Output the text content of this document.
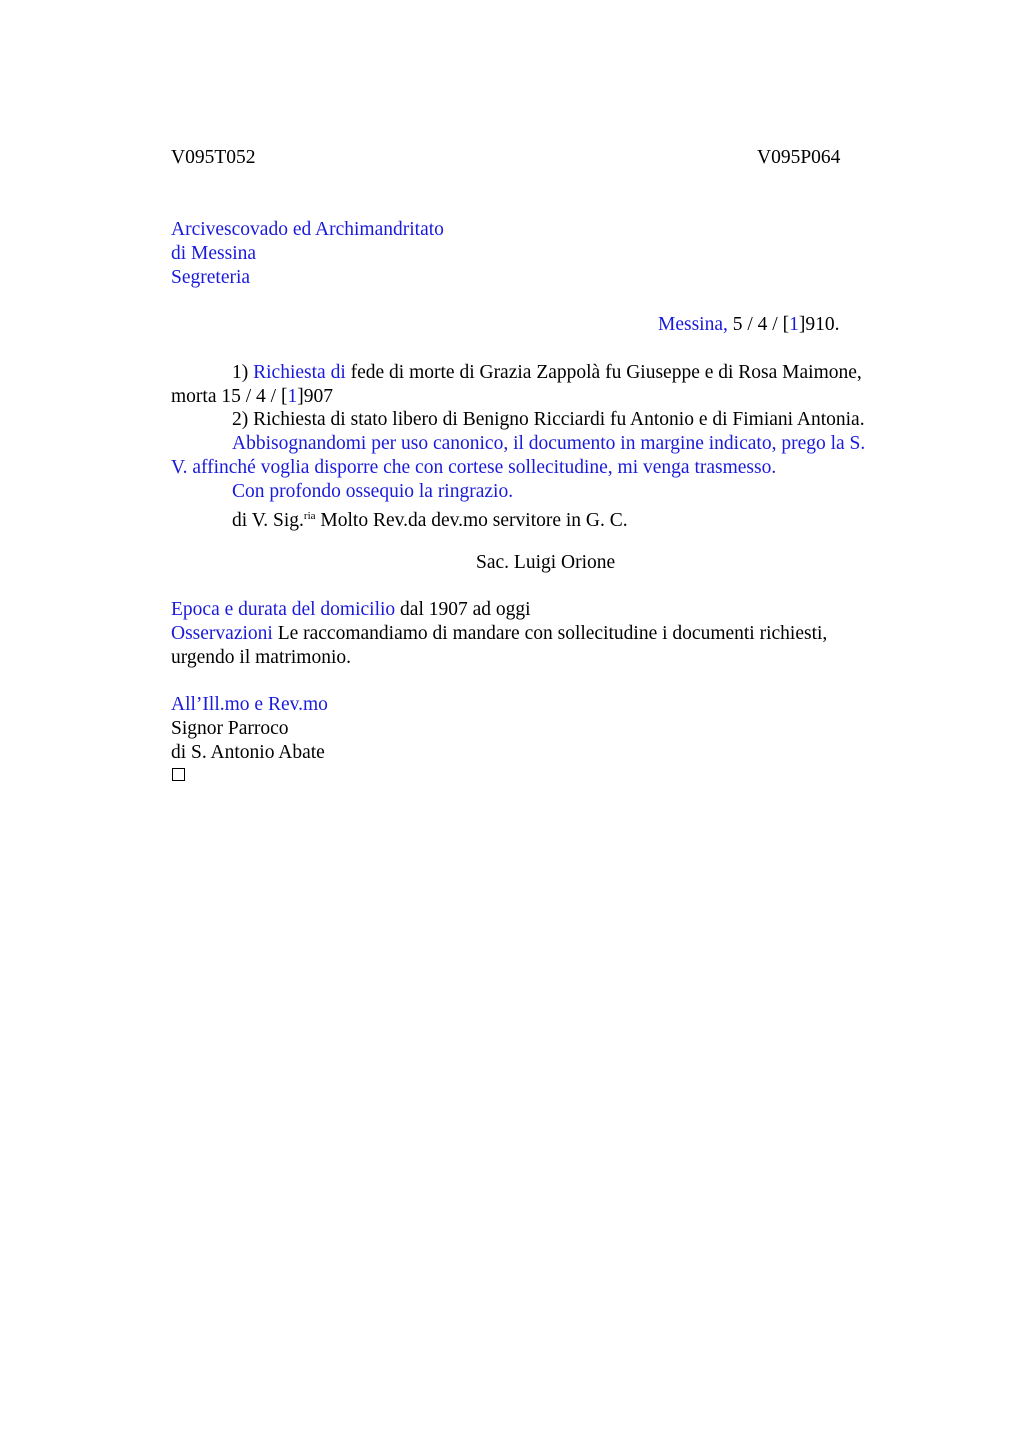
V095T052	V095P064
Arcivescovado ed Archimandritato
di Messina
Segreteria
Messina, 5 / 4 / [1]910.
1) Richiesta di fede di morte di Grazia Zappolà fu Giuseppe e di Rosa Maimone,
morta 15 / 4 / [1]907
2) Richiesta di stato libero di Benigno Ricciardi fu Antonio e di Fimiani Antonia.
Abbisognandomi per uso canonico, il documento in margine indicato, prego la S.
V. affinché voglia disporre che con cortese sollecitudine, mi venga trasmesso.
Con profondo ossequio la ringrazio.
di V. Sig.$^{ria}$ Molto Rev.da dev.mo servitore in G. C.
Sac. Luigi Orione
Epoca e durata del domicilio dal 1907 ad oggi
Osservazioni Le raccomandiamo di mandare con sollecitudine i documenti richiesti,
urgendo il matrimonio.
All’Ill.mo e Rev.mo
Signor Parroco
di S. Antonio Abate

────────────────

• TASK GOAL:
Pictures are excluded; copy all other data exactly as shown.

• TASK RESULT:
Output the text content of this document.
V095T052	V095P064
Arcivescovado ed Archimandritato
di Messina
Segreteria
Messina, 5 / 4 / [1]910.
1) Richiesta di fede di morte di Grazia Zappolà fu Giuseppe e di Rosa Maimone,
morta 15 / 4 / [1]907
2) Richiesta di stato libero di Benigno Ricciardi fu Antonio e di Fimiani Antonia.
Abbisognandomi per uso canonico, il documento in margine indicato, prego la S.
V. affinché voglia disporre che con cortese sollecitudine, mi venga trasmesso.
Con profondo ossequio la ringrazio.
di V. Sig.$^{ria}$ Molto Rev.da dev.mo servitore in G. C.
Sac. Luigi Orione
Epoca e durata del domicilio dal 1907 ad oggi
Osservazioni Le raccomandiamo di mandare con sollecitudine i documenti richiesti,
urgendo il matrimonio.
All’Ill.mo e Rev.mo
Signor Parroco
di S. Antonio Abate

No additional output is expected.